Retype each entry below, keeping every character the same.
-- start of Dataset --
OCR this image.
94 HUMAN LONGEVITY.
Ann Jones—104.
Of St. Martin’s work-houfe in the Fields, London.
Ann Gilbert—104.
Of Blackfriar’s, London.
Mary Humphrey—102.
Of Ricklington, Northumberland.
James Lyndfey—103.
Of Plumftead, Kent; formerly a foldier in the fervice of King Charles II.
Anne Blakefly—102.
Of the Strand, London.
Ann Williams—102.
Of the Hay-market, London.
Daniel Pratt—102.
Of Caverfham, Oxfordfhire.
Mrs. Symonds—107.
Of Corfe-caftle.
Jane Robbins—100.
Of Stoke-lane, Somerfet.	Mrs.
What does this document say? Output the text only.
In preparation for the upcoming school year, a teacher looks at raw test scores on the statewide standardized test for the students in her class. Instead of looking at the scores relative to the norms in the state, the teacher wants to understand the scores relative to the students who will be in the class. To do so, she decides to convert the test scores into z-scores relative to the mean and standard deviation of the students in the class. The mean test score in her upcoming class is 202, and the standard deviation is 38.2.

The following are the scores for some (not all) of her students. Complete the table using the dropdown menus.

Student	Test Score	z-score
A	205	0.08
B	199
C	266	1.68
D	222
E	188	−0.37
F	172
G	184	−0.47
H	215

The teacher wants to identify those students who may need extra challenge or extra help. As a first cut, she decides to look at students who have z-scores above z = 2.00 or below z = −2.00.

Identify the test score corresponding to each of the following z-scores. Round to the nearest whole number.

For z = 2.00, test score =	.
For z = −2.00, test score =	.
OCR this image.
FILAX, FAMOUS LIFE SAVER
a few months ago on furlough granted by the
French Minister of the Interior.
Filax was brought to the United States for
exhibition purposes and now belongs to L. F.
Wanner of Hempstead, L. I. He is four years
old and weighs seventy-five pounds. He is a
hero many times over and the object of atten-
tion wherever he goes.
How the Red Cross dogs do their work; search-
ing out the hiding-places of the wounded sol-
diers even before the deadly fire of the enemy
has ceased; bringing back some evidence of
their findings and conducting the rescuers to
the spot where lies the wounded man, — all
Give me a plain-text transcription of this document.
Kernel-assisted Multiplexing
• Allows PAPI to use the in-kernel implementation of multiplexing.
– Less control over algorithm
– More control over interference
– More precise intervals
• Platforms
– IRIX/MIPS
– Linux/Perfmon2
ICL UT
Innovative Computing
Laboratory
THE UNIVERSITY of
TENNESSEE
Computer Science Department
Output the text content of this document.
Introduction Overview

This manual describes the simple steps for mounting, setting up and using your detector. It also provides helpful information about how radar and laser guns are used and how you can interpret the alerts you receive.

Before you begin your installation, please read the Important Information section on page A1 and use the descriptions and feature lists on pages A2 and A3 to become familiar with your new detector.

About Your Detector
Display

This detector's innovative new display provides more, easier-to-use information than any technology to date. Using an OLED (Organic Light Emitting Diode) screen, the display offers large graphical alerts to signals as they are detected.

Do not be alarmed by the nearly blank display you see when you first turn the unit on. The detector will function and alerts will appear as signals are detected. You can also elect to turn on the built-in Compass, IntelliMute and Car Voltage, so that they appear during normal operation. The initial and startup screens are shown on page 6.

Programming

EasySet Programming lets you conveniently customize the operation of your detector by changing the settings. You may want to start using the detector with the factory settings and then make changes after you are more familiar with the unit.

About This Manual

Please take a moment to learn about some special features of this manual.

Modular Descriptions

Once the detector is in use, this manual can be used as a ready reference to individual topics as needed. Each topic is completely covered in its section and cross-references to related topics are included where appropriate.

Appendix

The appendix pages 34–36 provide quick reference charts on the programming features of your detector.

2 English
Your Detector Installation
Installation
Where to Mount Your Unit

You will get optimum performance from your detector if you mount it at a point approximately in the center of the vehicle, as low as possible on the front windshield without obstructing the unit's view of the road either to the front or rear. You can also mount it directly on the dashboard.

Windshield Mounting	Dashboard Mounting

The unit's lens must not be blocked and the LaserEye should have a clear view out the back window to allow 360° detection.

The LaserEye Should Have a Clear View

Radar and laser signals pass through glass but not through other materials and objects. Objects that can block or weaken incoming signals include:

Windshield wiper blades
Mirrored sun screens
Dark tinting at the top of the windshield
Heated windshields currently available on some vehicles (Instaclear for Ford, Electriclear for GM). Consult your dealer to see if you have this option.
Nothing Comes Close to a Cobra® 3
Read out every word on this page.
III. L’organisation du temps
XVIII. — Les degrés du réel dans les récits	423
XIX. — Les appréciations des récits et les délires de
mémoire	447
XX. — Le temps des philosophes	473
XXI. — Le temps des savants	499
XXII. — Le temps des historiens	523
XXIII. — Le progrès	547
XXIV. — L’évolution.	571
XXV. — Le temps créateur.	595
-- end of Dataset --
**Answer to this problem**:
OCR this image.
94 HUMAN LONGEVITY.
Ann Jones—104.
Of St. Martin’s work-houfe in the Fields, London.
Ann Gilbert—104.
Of Blackfriar’s, London.
Mary Humphrey—102.
Of Ricklington, Northumberland.
James Lyndfey—103.
Of Plumftead, Kent; formerly a foldier in the fervice of King Charles II.
Anne Blakefly—102.
Of the Strand, London.
Ann Williams—102.
Of the Hay-market, London.
Daniel Pratt—102.
Of Caverfham, Oxfordfhire.
Mrs. Symonds—107.
Of Corfe-caftle.
Jane Robbins—100.
Of Stoke-lane, Somerfet.	Mrs.
What does this document say? Output the text only.
In preparation for the upcoming school year, a teacher looks at raw test scores on the statewide standardized test for the students in her class. Instead of looking at the scores relative to the norms in the state, the teacher wants to understand the scores relative to the students who will be in the class. To do so, she decides to convert the test scores into z-scores relative to the mean and standard deviation of the students in the class. The mean test score in her upcoming class is 202, and the standard deviation is 38.2.

The following are the scores for some (not all) of her students. Complete the table using the dropdown menus.

Student	Test Score	z-score
A	205	0.08
B	199
C	266	1.68
D	222
E	188	−0.37
F	172
G	184	−0.47
H	215

The teacher wants to identify those students who may need extra challenge or extra help. As a first cut, she decides to look at students who have z-scores above z = 2.00 or below z = −2.00.

Identify the test score corresponding to each of the following z-scores. Round to the nearest whole number.

For z = 2.00, test score =	.
For z = −2.00, test score =	.
OCR this image.
FILAX, FAMOUS LIFE SAVER
a few months ago on furlough granted by the
French Minister of the Interior.
Filax was brought to the United States for
exhibition purposes and now belongs to L. F.
Wanner of Hempstead, L. I. He is four years
old and weighs seventy-five pounds. He is a
hero many times over and the object of atten-
tion wherever he goes.
How the Red Cross dogs do their work; search-
ing out the hiding-places of the wounded sol-
diers even before the deadly fire of the enemy
has ceased; bringing back some evidence of
their findings and conducting the rescuers to
the spot where lies the wounded man, — all
Give me a plain-text transcription of this document.
Kernel-assisted Multiplexing
• Allows PAPI to use the in-kernel implementation of multiplexing.
– Less control over algorithm
– More control over interference
– More precise intervals
• Platforms
– IRIX/MIPS
– Linux/Perfmon2
ICL UT
Innovative Computing
Laboratory
THE UNIVERSITY of
TENNESSEE
Computer Science Department
Output the text content of this document.
Introduction Overview

This manual describes the simple steps for mounting, setting up and using your detector. It also provides helpful information about how radar and laser guns are used and how you can interpret the alerts you receive.

Before you begin your installation, please read the Important Information section on page A1 and use the descriptions and feature lists on pages A2 and A3 to become familiar with your new detector.

About Your Detector
Display

This detector's innovative new display provides more, easier-to-use information than any technology to date. Using an OLED (Organic Light Emitting Diode) screen, the display offers large graphical alerts to signals as they are detected.

Do not be alarmed by the nearly blank display you see when you first turn the unit on. The detector will function and alerts will appear as signals are detected. You can also elect to turn on the built-in Compass, IntelliMute and Car Voltage, so that they appear during normal operation. The initial and startup screens are shown on page 6.

Programming

EasySet Programming lets you conveniently customize the operation of your detector by changing the settings. You may want to start using the detector with the factory settings and then make changes after you are more familiar with the unit.

About This Manual

Please take a moment to learn about some special features of this manual.

Modular Descriptions

Once the detector is in use, this manual can be used as a ready reference to individual topics as needed. Each topic is completely covered in its section and cross-references to related topics are included where appropriate.

Appendix

The appendix pages 34–36 provide quick reference charts on the programming features of your detector.

2 English
Your Detector Installation
Installation
Where to Mount Your Unit

You will get optimum performance from your detector if you mount it at a point approximately in the center of the vehicle, as low as possible on the front windshield without obstructing the unit's view of the road either to the front or rear. You can also mount it directly on the dashboard.

Windshield Mounting	Dashboard Mounting

The unit's lens must not be blocked and the LaserEye should have a clear view out the back window to allow 360° detection.

The LaserEye Should Have a Clear View

Radar and laser signals pass through glass but not through other materials and objects. Objects that can block or weaken incoming signals include:

Windshield wiper blades
Mirrored sun screens
Dark tinting at the top of the windshield
Heated windshields currently available on some vehicles (Instaclear for Ford, Electriclear for GM). Consult your dealer to see if you have this option.
Nothing Comes Close to a Cobra® 3
Read out every word on this page.
III. L’organisation du temps
XVIII. — Les degrés du réel dans les récits	423
XIX. — Les appréciations des récits et les délires de
mémoire	447
XX. — Le temps des philosophes	473
XXI. — Le temps des savants	499
XXII. — Le temps des historiens	523
XXIII. — Le progrès	547
XXIV. — L’évolution.	571
XXV. — Le temps créateur.	595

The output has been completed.